> [Problem to work on] Make an exact copy of all the entries, but do not reproduce the pictures.

> [A run of records]
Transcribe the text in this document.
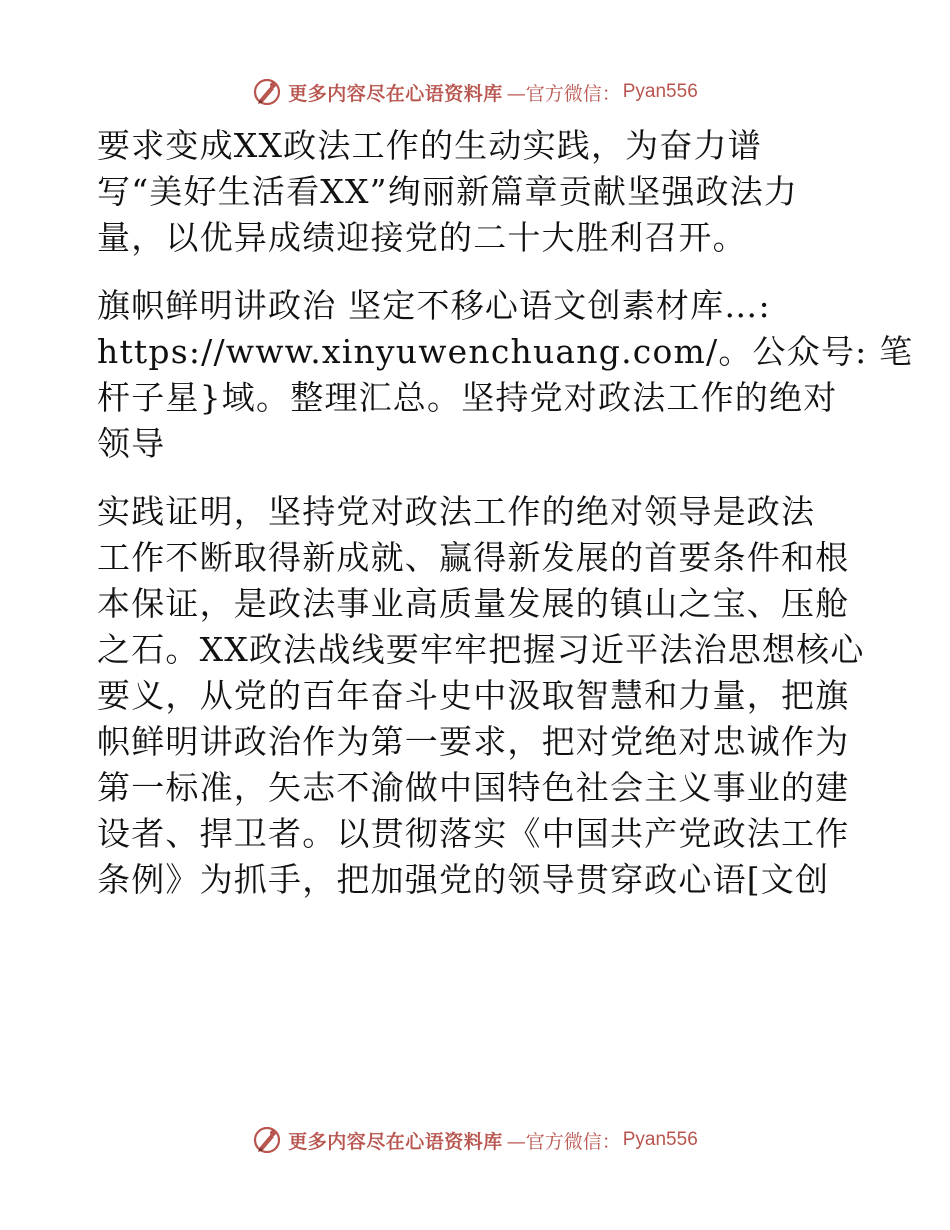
更多内容尽在心语资料库 —官方微信： Pyan556
要求变成XX政法工作的生动实践，为奋力谱
写“美好生活看XX”绚丽新篇章贡献坚强政法力
量，以优异成绩迎接党的二十大胜利召开。
旗帜鲜明讲政治 坚定不移心语文创素材库…:
https://www.xinyuwenchuang.com/。公众号: 笔
杆子星}域。整理汇总。坚持党对政法工作的绝对
领导
实践证明，坚持党对政法工作的绝对领导是政法
工作不断取得新成就、赢得新发展的首要条件和根
本保证，是政法事业高质量发展的镇山之宝、压舱
之石。XX政法战线要牢牢把握习近平法治思想核心
要义，从党的百年奋斗史中汲取智慧和力量，把旗
帜鲜明讲政治作为第一要求，把对党绝对忠诚作为
第一标准，矢志不渝做中国特色社会主义事业的建
设者、捍卫者。以贯彻落实《中国共产党政法工作
条例》为抓手，把加强党的领导贯穿政心语[文创
更多内容尽在心语资料库 —官方微信： Pyan556
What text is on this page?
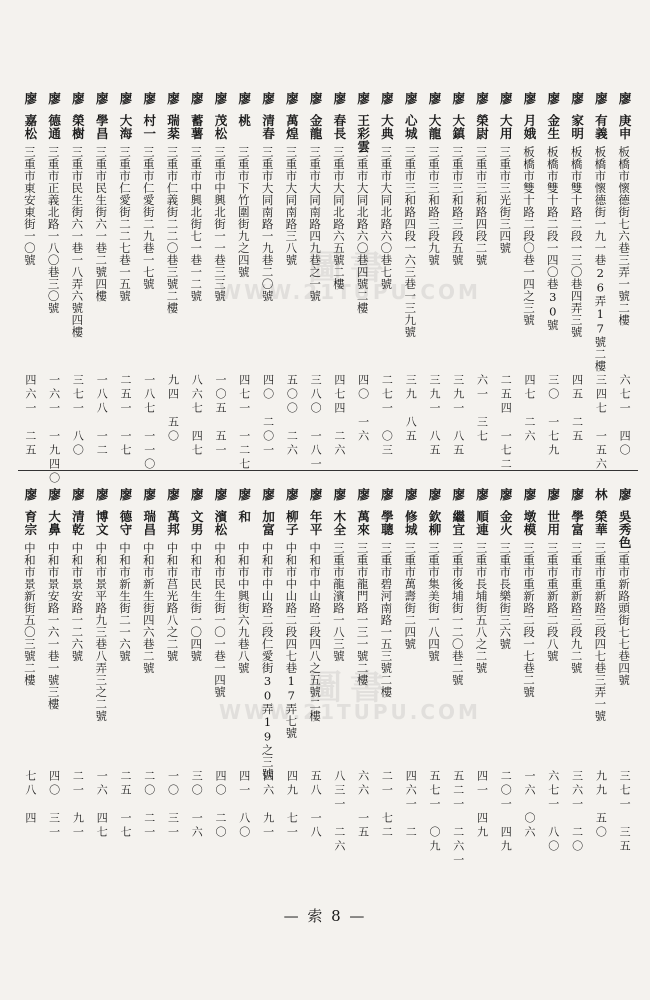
圖書
WWW.21TUPU.COM
圖書
WWW.21TUPU.COM
廖
庚申
板橋市懷德街七六巷三弄一號二樓
六七一　四〇
廖
有義
板橋市懷德街一九一巷26弄17號二樓
三四七　一五六
廖
家明
板橋市雙十路二段一三〇巷四弄三號
四五　二五
廖
金生
板橋市雙十路二段一四〇巷30號
三〇　一七九
廖
月娥
板橋市雙十路二段〇巷一四之三號
四七　二六
廖
大用
三重市三光街三四號
二五四　一七二
廖
榮尉
三重市三和路四段二號
六一　三七
廖
大鎮
三重市三和路三段五號
三九一　八五
廖
大龍
三重市三和路三段九號
三九一　八五
廖
心城
三重市三和路四段一六三巷一三九號
三九　八五
廖
大典
三重市大同北路六〇巷七號
二七一　〇三
廖
王彩雲
三重市大同北路六〇巷四號二樓
四〇　一六
廖
春長
三重市大同北路六五號二樓
四七四　二六
廖
金龍
三重市大同南路四九巷之一號
三八〇　一八一
廖
萬煌
三重市大同南路三八號
五〇〇　二六
廖
清春
三重市大同南路一九巷二〇號
四〇　二〇一
廖
桃
三重市下竹圍街九之四號
四七一　一二七
廖
茂松
三重市中興北街一一巷三三號
一〇五　五一
廖
蓄薯
三重市中興北街七一巷一二號
八六七　四七
廖
瑞棻
三重市仁義街二二〇巷三號二樓
九四　五〇
廖
村一
三重市仁愛街二九巷一七號
一八七　一一〇
廖
大海
三重市仁愛街二二七巷一五號
二五一　一七
廖
學昌
三重市民生街六一巷二號四樓
一八八　一二
廖
榮樹
三重市民生街六一巷一八弄六號四樓
三七一　八〇
廖
德通
三重市正義北路一八〇巷三〇號
一六一　一九四〇
廖
嘉松
三重市東安東街一〇號
四六一　二五
廖
吳秀色
三重市新路頭街七七巷四號
三七一　三五
林
榮華
三重市重新路三段四七巷三弄一號
九九　五〇
廖
學富
三重市重新路三段九二號
三六一　二〇
廖
世用
三重市重新路二段八號
六七一　八〇
廖
墩模
三重市重新路二段一七巷二號
一六　〇六
廖
金火
三重市長樂街三六號
二〇一　四九
廖
順連
三重市長埔街五八之二號
四一　四九
廖
繼宜
三重市後埔街一二〇巷二號
五二一　二六一
廖
欽柳
三重市集美街一八四號
五七一　〇九
廖
修城
三重市萬壽街二四號
四六一　二
廖
學聰
三重市碧河南路一五三號二樓
二一　七二
廖
萬來
三重市龍門路一三一號二樓
六六　一五
廖
木全
三重市龍濱路一八三號
八三一　二六
廖
年平
中和市中山路二段四八之五號二樓
五八　一八
廖
柳子
中和市中山路二段四七巷17弄七號
四九　七一
廖
加富
中和市中山路二段仁愛街30弄19之三號
四六　九一
廖
和
中和市中興街六九巷八號
四一　八〇
廖
濱松
中和市民生街一〇一巷一四號
四〇　二〇
廖
文男
中和市民生街一〇四號
三〇　一六
廖
萬邦
中和市莒光路八之二號
一〇　三一
廖
瑞昌
中和市新生街四六巷二號
二〇　二一
廖
德守
中和市新生街二一六號
二五　一七
廖
博文
中和市景平路九三巷八弄三之二號
一六　四七
廖
清乾
中和市景安路一二六號
二一　九一
廖
大鼻
中和市景安路一六一巷一號三樓
四〇　三一
廖
育宗
中和市景新街五〇三號二樓
七八　四
— 索 8 —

> [Task response]
Transcribe the text in this document.
更多内容尽在心语资料库 —官方微信： Pyan556
要求变成XX政法工作的生动实践，为奋力谱
写“美好生活看XX”绚丽新篇章贡献坚强政法力
量，以优异成绩迎接党的二十大胜利召开。
旗帜鲜明讲政治 坚定不移心语文创素材库…:
https://www.xinyuwenchuang.com/。公众号: 笔
杆子星}域。整理汇总。坚持党对政法工作的绝对
领导
实践证明，坚持党对政法工作的绝对领导是政法
工作不断取得新成就、赢得新发展的首要条件和根
本保证，是政法事业高质量发展的镇山之宝、压舱
之石。XX政法战线要牢牢把握习近平法治思想核心
要义，从党的百年奋斗史中汲取智慧和力量，把旗
帜鲜明讲政治作为第一要求，把对党绝对忠诚作为
第一标准，矢志不渝做中国特色社会主义事业的建
设者、捍卫者。以贯彻落实《中国共产党政法工作
条例》为抓手，把加强党的领导贯穿政心语[文创
更多内容尽在心语资料库 —官方微信： Pyan556
What text is on this page?
圖書
WWW.21TUPU.COM
圖書
WWW.21TUPU.COM
廖
庚申
板橋市懷德街七六巷三弄一號二樓
六七一　四〇
廖
有義
板橋市懷德街一九一巷26弄17號二樓
三四七　一五六
廖
家明
板橋市雙十路二段一三〇巷四弄三號
四五　二五
廖
金生
板橋市雙十路二段一四〇巷30號
三〇　一七九
廖
月娥
板橋市雙十路二段〇巷一四之三號
四七　二六
廖
大用
三重市三光街三四號
二五四　一七二
廖
榮尉
三重市三和路四段二號
六一　三七
廖
大鎮
三重市三和路三段五號
三九一　八五
廖
大龍
三重市三和路三段九號
三九一　八五
廖
心城
三重市三和路四段一六三巷一三九號
三九　八五
廖
大典
三重市大同北路六〇巷七號
二七一　〇三
廖
王彩雲
三重市大同北路六〇巷四號二樓
四〇　一六
廖
春長
三重市大同北路六五號二樓
四七四　二六
廖
金龍
三重市大同南路四九巷之一號
三八〇　一八一
廖
萬煌
三重市大同南路三八號
五〇〇　二六
廖
清春
三重市大同南路一九巷二〇號
四〇　二〇一
廖
桃
三重市下竹圍街九之四號
四七一　一二七
廖
茂松
三重市中興北街一一巷三三號
一〇五　五一
廖
蓄薯
三重市中興北街七一巷一二號
八六七　四七
廖
瑞棻
三重市仁義街二二〇巷三號二樓
九四　五〇
廖
村一
三重市仁愛街二九巷一七號
一八七　一一〇
廖
大海
三重市仁愛街二二七巷一五號
二五一　一七
廖
學昌
三重市民生街六一巷二號四樓
一八八　一二
廖
榮樹
三重市民生街六一巷一八弄六號四樓
三七一　八〇
廖
德通
三重市正義北路一八〇巷三〇號
一六一　一九四〇
廖
嘉松
三重市東安東街一〇號
四六一　二五
廖
吳秀色
三重市新路頭街七七巷四號
三七一　三五
林
榮華
三重市重新路三段四七巷三弄一號
九九　五〇
廖
學富
三重市重新路三段九二號
三六一　二〇
廖
世用
三重市重新路二段八號
六七一　八〇
廖
墩模
三重市重新路二段一七巷二號
一六　〇六
廖
金火
三重市長樂街三六號
二〇一　四九
廖
順連
三重市長埔街五八之二號
四一　四九
廖
繼宜
三重市後埔街一二〇巷二號
五二一　二六一
廖
欽柳
三重市集美街一八四號
五七一　〇九
廖
修城
三重市萬壽街二四號
四六一　二
廖
學聰
三重市碧河南路一五三號二樓
二一　七二
廖
萬來
三重市龍門路一三一號二樓
六六　一五
廖
木全
三重市龍濱路一八三號
八三一　二六
廖
年平
中和市中山路二段四八之五號二樓
五八　一八
廖
柳子
中和市中山路二段四七巷17弄七號
四九　七一
廖
加富
中和市中山路二段仁愛街30弄19之三號
四六　九一
廖
和
中和市中興街六九巷八號
四一　八〇
廖
濱松
中和市民生街一〇一巷一四號
四〇　二〇
廖
文男
中和市民生街一〇四號
三〇　一六
廖
萬邦
中和市莒光路八之二號
一〇　三一
廖
瑞昌
中和市新生街四六巷二號
二〇　二一
廖
德守
中和市新生街二一六號
二五　一七
廖
博文
中和市景平路九三巷八弄三之二號
一六　四七
廖
清乾
中和市景安路一二六號
二一　九一
廖
大鼻
中和市景安路一六一巷一號三樓
四〇　三一
廖
育宗
中和市景新街五〇三號二樓
七八　四
— 索 8 —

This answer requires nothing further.